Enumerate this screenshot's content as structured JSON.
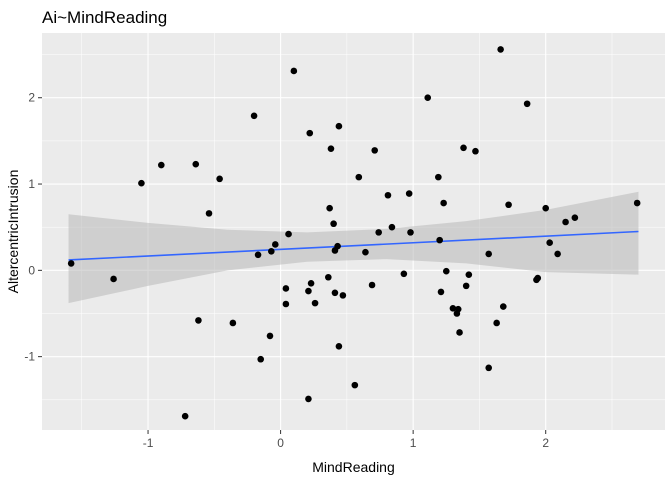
{
  "chart_data": {
    "type": "scatter",
    "title": "Ai~MindReading",
    "xlabel": "MindReading",
    "ylabel": "AltercentricIntrusion",
    "xlim": [
      -1.8,
      2.9
    ],
    "ylim": [
      -1.85,
      2.75
    ],
    "x_ticks": [
      -1,
      0,
      1,
      2
    ],
    "x_tick_labels": [
      "-1",
      "0",
      "1",
      "2"
    ],
    "y_ticks": [
      -1,
      0,
      1,
      2
    ],
    "y_tick_labels": [
      "-1",
      "0",
      "1",
      "2"
    ],
    "grid": true,
    "legend": "none",
    "points": [
      {
        "x": -1.58,
        "y": 0.08
      },
      {
        "x": -1.26,
        "y": -0.1
      },
      {
        "x": -1.05,
        "y": 1.01
      },
      {
        "x": -0.9,
        "y": 1.22
      },
      {
        "x": -0.72,
        "y": -1.69
      },
      {
        "x": -0.64,
        "y": 1.23
      },
      {
        "x": -0.62,
        "y": -0.58
      },
      {
        "x": -0.54,
        "y": 0.66
      },
      {
        "x": -0.46,
        "y": 1.06
      },
      {
        "x": -0.36,
        "y": -0.61
      },
      {
        "x": -0.2,
        "y": 1.79
      },
      {
        "x": -0.17,
        "y": 0.18
      },
      {
        "x": -0.15,
        "y": -1.03
      },
      {
        "x": -0.08,
        "y": -0.76
      },
      {
        "x": -0.07,
        "y": 0.22
      },
      {
        "x": -0.04,
        "y": 0.3
      },
      {
        "x": 0.04,
        "y": -0.21
      },
      {
        "x": 0.04,
        "y": -0.39
      },
      {
        "x": 0.06,
        "y": 0.42
      },
      {
        "x": 0.1,
        "y": 2.31
      },
      {
        "x": 0.21,
        "y": -1.49
      },
      {
        "x": 0.21,
        "y": -0.24
      },
      {
        "x": 0.22,
        "y": 1.59
      },
      {
        "x": 0.23,
        "y": -0.15
      },
      {
        "x": 0.26,
        "y": -0.38
      },
      {
        "x": 0.36,
        "y": -0.08
      },
      {
        "x": 0.37,
        "y": 0.72
      },
      {
        "x": 0.38,
        "y": 1.41
      },
      {
        "x": 0.4,
        "y": 0.54
      },
      {
        "x": 0.41,
        "y": -0.26
      },
      {
        "x": 0.41,
        "y": 0.23
      },
      {
        "x": 0.43,
        "y": 0.28
      },
      {
        "x": 0.44,
        "y": 1.67
      },
      {
        "x": 0.44,
        "y": -0.88
      },
      {
        "x": 0.47,
        "y": -0.29
      },
      {
        "x": 0.56,
        "y": -1.33
      },
      {
        "x": 0.59,
        "y": 1.08
      },
      {
        "x": 0.64,
        "y": 0.21
      },
      {
        "x": 0.69,
        "y": -0.17
      },
      {
        "x": 0.71,
        "y": 1.39
      },
      {
        "x": 0.74,
        "y": 0.44
      },
      {
        "x": 0.81,
        "y": 0.87
      },
      {
        "x": 0.84,
        "y": 0.5
      },
      {
        "x": 0.93,
        "y": -0.04
      },
      {
        "x": 0.97,
        "y": 0.89
      },
      {
        "x": 0.98,
        "y": 0.44
      },
      {
        "x": 1.11,
        "y": 2.0
      },
      {
        "x": 1.19,
        "y": 1.08
      },
      {
        "x": 1.2,
        "y": 0.35
      },
      {
        "x": 1.21,
        "y": -0.25
      },
      {
        "x": 1.23,
        "y": 0.78
      },
      {
        "x": 1.25,
        "y": -0.01
      },
      {
        "x": 1.3,
        "y": -0.44
      },
      {
        "x": 1.33,
        "y": -0.5
      },
      {
        "x": 1.34,
        "y": -0.45
      },
      {
        "x": 1.35,
        "y": -0.72
      },
      {
        "x": 1.38,
        "y": 1.42
      },
      {
        "x": 1.4,
        "y": -0.18
      },
      {
        "x": 1.42,
        "y": -0.05
      },
      {
        "x": 1.47,
        "y": 1.38
      },
      {
        "x": 1.57,
        "y": -1.13
      },
      {
        "x": 1.57,
        "y": 0.19
      },
      {
        "x": 1.63,
        "y": -0.61
      },
      {
        "x": 1.66,
        "y": 2.56
      },
      {
        "x": 1.68,
        "y": -0.42
      },
      {
        "x": 1.72,
        "y": 0.76
      },
      {
        "x": 1.86,
        "y": 1.93
      },
      {
        "x": 1.93,
        "y": -0.11
      },
      {
        "x": 1.94,
        "y": -0.09
      },
      {
        "x": 2.0,
        "y": 0.72
      },
      {
        "x": 2.03,
        "y": 0.32
      },
      {
        "x": 2.09,
        "y": 0.19
      },
      {
        "x": 2.15,
        "y": 0.56
      },
      {
        "x": 2.22,
        "y": 0.61
      },
      {
        "x": 2.69,
        "y": 0.78
      }
    ],
    "fit_line": {
      "x": [
        -1.6,
        2.7
      ],
      "y": [
        0.12,
        0.45
      ]
    },
    "confidence_band": {
      "x": [
        -1.6,
        -1.0,
        -0.4,
        0.2,
        0.8,
        1.4,
        2.0,
        2.7
      ],
      "lower": [
        -0.38,
        -0.18,
        0.0,
        0.1,
        0.13,
        0.08,
        -0.02,
        -0.05
      ],
      "upper": [
        0.65,
        0.55,
        0.47,
        0.44,
        0.48,
        0.57,
        0.7,
        0.91
      ]
    },
    "colors": {
      "panel": "#ebebeb",
      "grid_major": "#ffffff",
      "point": "#000000",
      "fit_line": "#3366ff",
      "band": "#b8b8b8"
    }
  }
}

Exercise objective -
Reproduce the records, all of them, word for word; omit the pictures.

Written solution -
Enumerate this screenshot's content as structured JSON.
{
  "chart_data": {
    "type": "scatter",
    "title": "Ai~MindReading",
    "xlabel": "MindReading",
    "ylabel": "AltercentricIntrusion",
    "xlim": [
      -1.8,
      2.9
    ],
    "ylim": [
      -1.85,
      2.75
    ],
    "x_ticks": [
      -1,
      0,
      1,
      2
    ],
    "x_tick_labels": [
      "-1",
      "0",
      "1",
      "2"
    ],
    "y_ticks": [
      -1,
      0,
      1,
      2
    ],
    "y_tick_labels": [
      "-1",
      "0",
      "1",
      "2"
    ],
    "grid": true,
    "legend": "none",
    "points": [
      {
        "x": -1.58,
        "y": 0.08
      },
      {
        "x": -1.26,
        "y": -0.1
      },
      {
        "x": -1.05,
        "y": 1.01
      },
      {
        "x": -0.9,
        "y": 1.22
      },
      {
        "x": -0.72,
        "y": -1.69
      },
      {
        "x": -0.64,
        "y": 1.23
      },
      {
        "x": -0.62,
        "y": -0.58
      },
      {
        "x": -0.54,
        "y": 0.66
      },
      {
        "x": -0.46,
        "y": 1.06
      },
      {
        "x": -0.36,
        "y": -0.61
      },
      {
        "x": -0.2,
        "y": 1.79
      },
      {
        "x": -0.17,
        "y": 0.18
      },
      {
        "x": -0.15,
        "y": -1.03
      },
      {
        "x": -0.08,
        "y": -0.76
      },
      {
        "x": -0.07,
        "y": 0.22
      },
      {
        "x": -0.04,
        "y": 0.3
      },
      {
        "x": 0.04,
        "y": -0.21
      },
      {
        "x": 0.04,
        "y": -0.39
      },
      {
        "x": 0.06,
        "y": 0.42
      },
      {
        "x": 0.1,
        "y": 2.31
      },
      {
        "x": 0.21,
        "y": -1.49
      },
      {
        "x": 0.21,
        "y": -0.24
      },
      {
        "x": 0.22,
        "y": 1.59
      },
      {
        "x": 0.23,
        "y": -0.15
      },
      {
        "x": 0.26,
        "y": -0.38
      },
      {
        "x": 0.36,
        "y": -0.08
      },
      {
        "x": 0.37,
        "y": 0.72
      },
      {
        "x": 0.38,
        "y": 1.41
      },
      {
        "x": 0.4,
        "y": 0.54
      },
      {
        "x": 0.41,
        "y": -0.26
      },
      {
        "x": 0.41,
        "y": 0.23
      },
      {
        "x": 0.43,
        "y": 0.28
      },
      {
        "x": 0.44,
        "y": 1.67
      },
      {
        "x": 0.44,
        "y": -0.88
      },
      {
        "x": 0.47,
        "y": -0.29
      },
      {
        "x": 0.56,
        "y": -1.33
      },
      {
        "x": 0.59,
        "y": 1.08
      },
      {
        "x": 0.64,
        "y": 0.21
      },
      {
        "x": 0.69,
        "y": -0.17
      },
      {
        "x": 0.71,
        "y": 1.39
      },
      {
        "x": 0.74,
        "y": 0.44
      },
      {
        "x": 0.81,
        "y": 0.87
      },
      {
        "x": 0.84,
        "y": 0.5
      },
      {
        "x": 0.93,
        "y": -0.04
      },
      {
        "x": 0.97,
        "y": 0.89
      },
      {
        "x": 0.98,
        "y": 0.44
      },
      {
        "x": 1.11,
        "y": 2.0
      },
      {
        "x": 1.19,
        "y": 1.08
      },
      {
        "x": 1.2,
        "y": 0.35
      },
      {
        "x": 1.21,
        "y": -0.25
      },
      {
        "x": 1.23,
        "y": 0.78
      },
      {
        "x": 1.25,
        "y": -0.01
      },
      {
        "x": 1.3,
        "y": -0.44
      },
      {
        "x": 1.33,
        "y": -0.5
      },
      {
        "x": 1.34,
        "y": -0.45
      },
      {
        "x": 1.35,
        "y": -0.72
      },
      {
        "x": 1.38,
        "y": 1.42
      },
      {
        "x": 1.4,
        "y": -0.18
      },
      {
        "x": 1.42,
        "y": -0.05
      },
      {
        "x": 1.47,
        "y": 1.38
      },
      {
        "x": 1.57,
        "y": -1.13
      },
      {
        "x": 1.57,
        "y": 0.19
      },
      {
        "x": 1.63,
        "y": -0.61
      },
      {
        "x": 1.66,
        "y": 2.56
      },
      {
        "x": 1.68,
        "y": -0.42
      },
      {
        "x": 1.72,
        "y": 0.76
      },
      {
        "x": 1.86,
        "y": 1.93
      },
      {
        "x": 1.93,
        "y": -0.11
      },
      {
        "x": 1.94,
        "y": -0.09
      },
      {
        "x": 2.0,
        "y": 0.72
      },
      {
        "x": 2.03,
        "y": 0.32
      },
      {
        "x": 2.09,
        "y": 0.19
      },
      {
        "x": 2.15,
        "y": 0.56
      },
      {
        "x": 2.22,
        "y": 0.61
      },
      {
        "x": 2.69,
        "y": 0.78
      }
    ],
    "fit_line": {
      "x": [
        -1.6,
        2.7
      ],
      "y": [
        0.12,
        0.45
      ]
    },
    "confidence_band": {
      "x": [
        -1.6,
        -1.0,
        -0.4,
        0.2,
        0.8,
        1.4,
        2.0,
        2.7
      ],
      "lower": [
        -0.38,
        -0.18,
        0.0,
        0.1,
        0.13,
        0.08,
        -0.02,
        -0.05
      ],
      "upper": [
        0.65,
        0.55,
        0.47,
        0.44,
        0.48,
        0.57,
        0.7,
        0.91
      ]
    },
    "colors": {
      "panel": "#ebebeb",
      "grid_major": "#ffffff",
      "point": "#000000",
      "fit_line": "#3366ff",
      "band": "#b8b8b8"
    }
  }
}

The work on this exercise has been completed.